Document section
-- BEGIN --
A Penrose Stairway: Why the Free Market
and Limited Government Are Incompatible,

by Ronald N. Neff

Table of Contents for A Penrose Stairway

December 23, 2016

 

Chapter Four

Minimizing the State

 

THERE IS AN ODDNESS IN Jacob Hornberger’s arguments that I have not touched on, and it is that they are not really arguments for the need for a government at all. In this respect, his arguments are not different from those of most proponents of a night-watchman limited government: most of them share in this oddness.

The oddness is the more stark among those who do not base their arguments on matters relevant to national defense.

In particular, they will argue that a government is necessary to hold a kind of monopoly on the use of force and to be the “final authority” in disputes. Their arguments, of course, show a great confidence in the ability of government to oversee matters, to make sure that private security companies do not get out of line, to make sure that court procedures are fair and follow certain procedures deemed necessary or good for reaching just decisions, and so on.

The advocates of the night-watchman limited government must, in the nature of things, have a fairly high confidence in government’s ability to do the things they want it to do, and to refrain from doing the things they do not want it to do. They must have a fairly high confidence in their own ability (or someone’s) to write a constitution that will “work” and not be subverted in any major way over a long period of time. In other words, they have utopian expectations for their government, as opposed to the dystopian expectations they bring to discussions of free-market defense agencies.
-- END --
Exercises to complete
1 - In the chapter excerpt on minimizing the state, what kind of expectations do advocates of the night-watchman limited government have for their government?
2 - Write a continuation of the chapter excerpt on minimizing the state, picking up after its final sentence.
The material that comes next stands apart from the chapter excerpt on minimizing the state.

Data extract
-- BEGIN --
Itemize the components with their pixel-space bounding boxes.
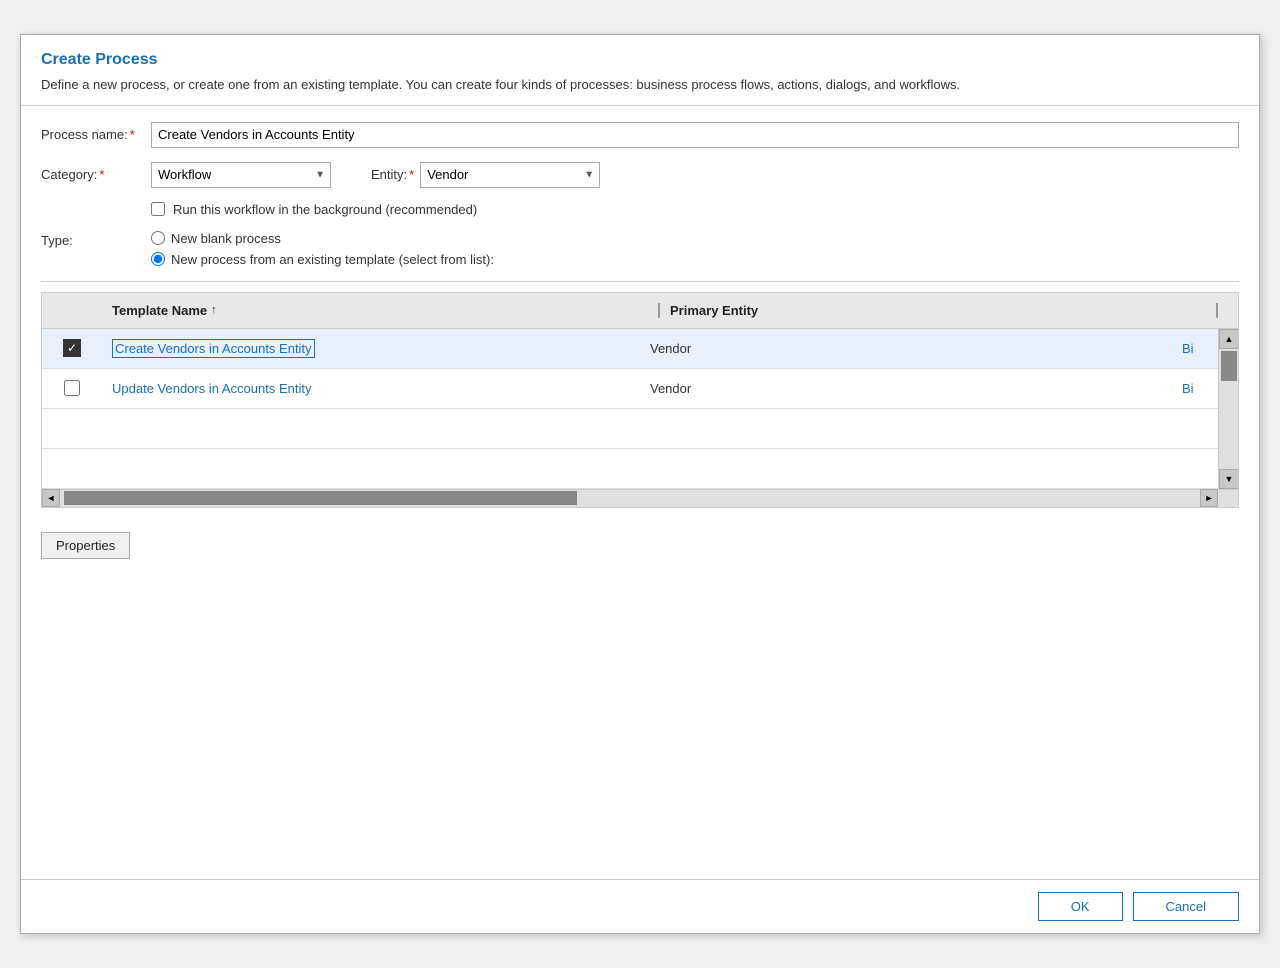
-- END --
Task-by-task results
1 - They have utopian expectations for their government, as opposed to the dystopian expectations they bring to discussions of free-market defense agencies.

2 -
For my present purpose, let us assume that government is every bit as capable in making prudent judgments as its advocates say it is, that it will, or at least can, enact the provisions that will guarantee the procedural rights that Hornberger finds so necessary for justice to prevail.

A careful reading of the arguments will show that they never produce a conclusion of the form, “Therefore, it is needful that there be a legislature.”

There is never an argument with the conclusion, “Therefore, it is needful that there be an executive branch in government.”

There is never even an argument — appearances to the contrary — that justifies the conclusion, “Therefore a government court system is necessary.”

A careful reading of the arguments will show that all they call for in the end is some kind of monopolistic agency that can exercise some oversight function over the market for defense and adjudication. Hornberger himself claims that free-market defense and free-market adjudication would be permitted in his night-watchman limited government. His concern is that there be a final authority to enforce the decisions; his concern is that there should be certain “bill of rights” type guarantees. He never argues that the government should take the form of a republic or a democracy. (Neither does Ayn Rand, for that matter.) These are mere assumptions they make because ... well, because they think there has to be a government.

Every function Hornberger cites as calling for a government can be supplied by a kind of “executive licensing agency.” If the primary concern is that defense agencies provide certain guarantees and protections to those accused of crimes, nothing more is needed than a licensing agency to meet government standards, and that can be the end of the matter. That is, let the “state” be nothing more than an agency that defines “civil rights” and the procedures according to which defense and court services operate, and all the concerns voiced by proponents of the night-watchman limited government will have been met.

Let all security services operate under a license issued by the state. Let the requirements for being licensed be as strict and detailed as the proponents of the night-watchman limited government wish them to be. Compel the services (on pain of losing their license) to agree to follow whatever procedures the state now requires of its own forces. Put in place whatever protocols the limited-government advocates want included.

And let a similar course be followed with respect to the court system.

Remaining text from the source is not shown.